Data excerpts

━━━━━━━━━━━━━━━━━━━━

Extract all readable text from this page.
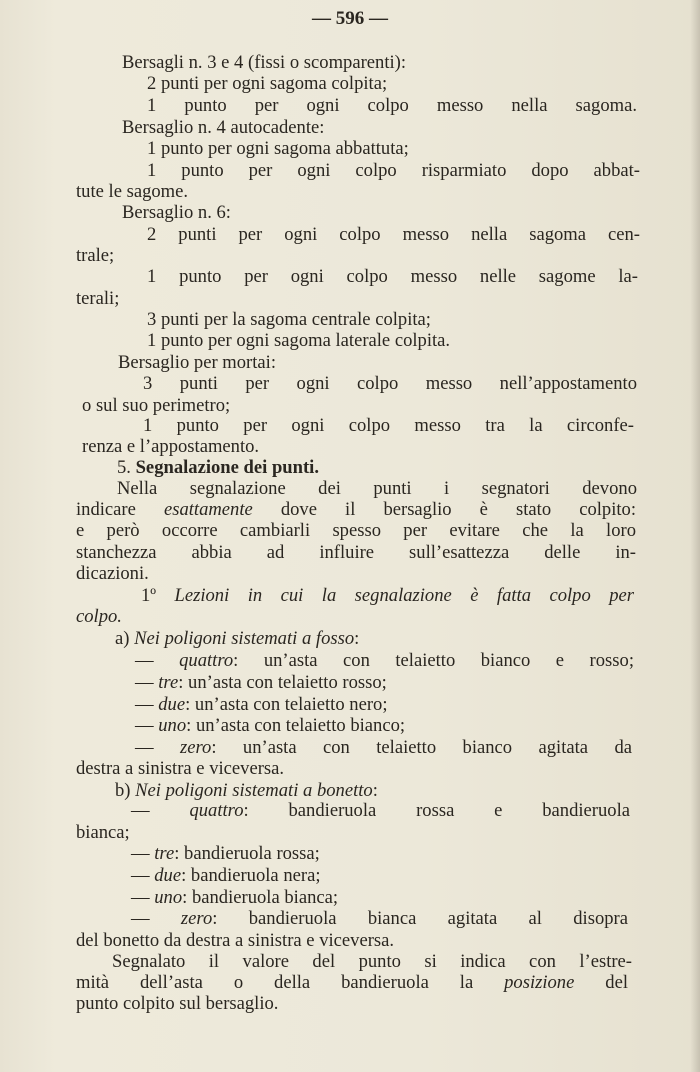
— 596 —
Bersagli n. 3 e 4 (fissi o scomparenti):
2 punti per ogni sagoma colpita;
1 punto per ogni colpo messo nella sagoma.
Bersaglio n. 4 autocadente:
1 punto per ogni sagoma abbattuta;
1 punto per ogni colpo risparmiato dopo abbat-
tute le sagome.
Bersaglio n. 6:
2 punti per ogni colpo messo nella sagoma cen-
trale;
1 punto per ogni colpo messo nelle sagome la-
terali;
3 punti per la sagoma centrale colpita;
1 punto per ogni sagoma laterale colpita.
Bersaglio per mortai:
3 punti per ogni colpo messo nell’appostamento
o sul suo perimetro;
1 punto per ogni colpo messo tra la circonfe-
renza e l’appostamento.
5. Segnalazione dei punti.
Nella segnalazione dei punti i segnatori devono
indicare esattamente dove il bersaglio è stato colpito:
e però occorre cambiarli spesso per evitare che la loro
stanchezza abbia ad influire sull’esattezza delle in-
dicazioni.
1º Lezioni in cui la segnalazione è fatta colpo per
colpo.
a) Nei poligoni sistemati a fosso:
— quattro: un’asta con telaietto bianco e rosso;
— tre: un’asta con telaietto rosso;
— due: un’asta con telaietto nero;
— uno: un’asta con telaietto bianco;
— zero: un’asta con telaietto bianco agitata da
destra a sinistra e viceversa.
b) Nei poligoni sistemati a bonetto:
— quattro: bandieruola rossa e bandieruola
bianca;
— tre: bandieruola rossa;
— due: bandieruola nera;
— uno: bandieruola bianca;
— zero: bandieruola bianca agitata al disopra
del bonetto da destra a sinistra e viceversa.
Segnalato il valore del punto si indica con l’estre-
mità dell’asta o della bandieruola la posizione del
punto colpito sul bersaglio.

━━━━━━━━━━━━━━━━━━━━

Pick each line holding the word "bianca" out of the data and copy it.

◆ **COMPLETE RESPONSE**
bianca;
— uno: bandieruola bianca;
— zero: bandieruola bianca agitata al disopra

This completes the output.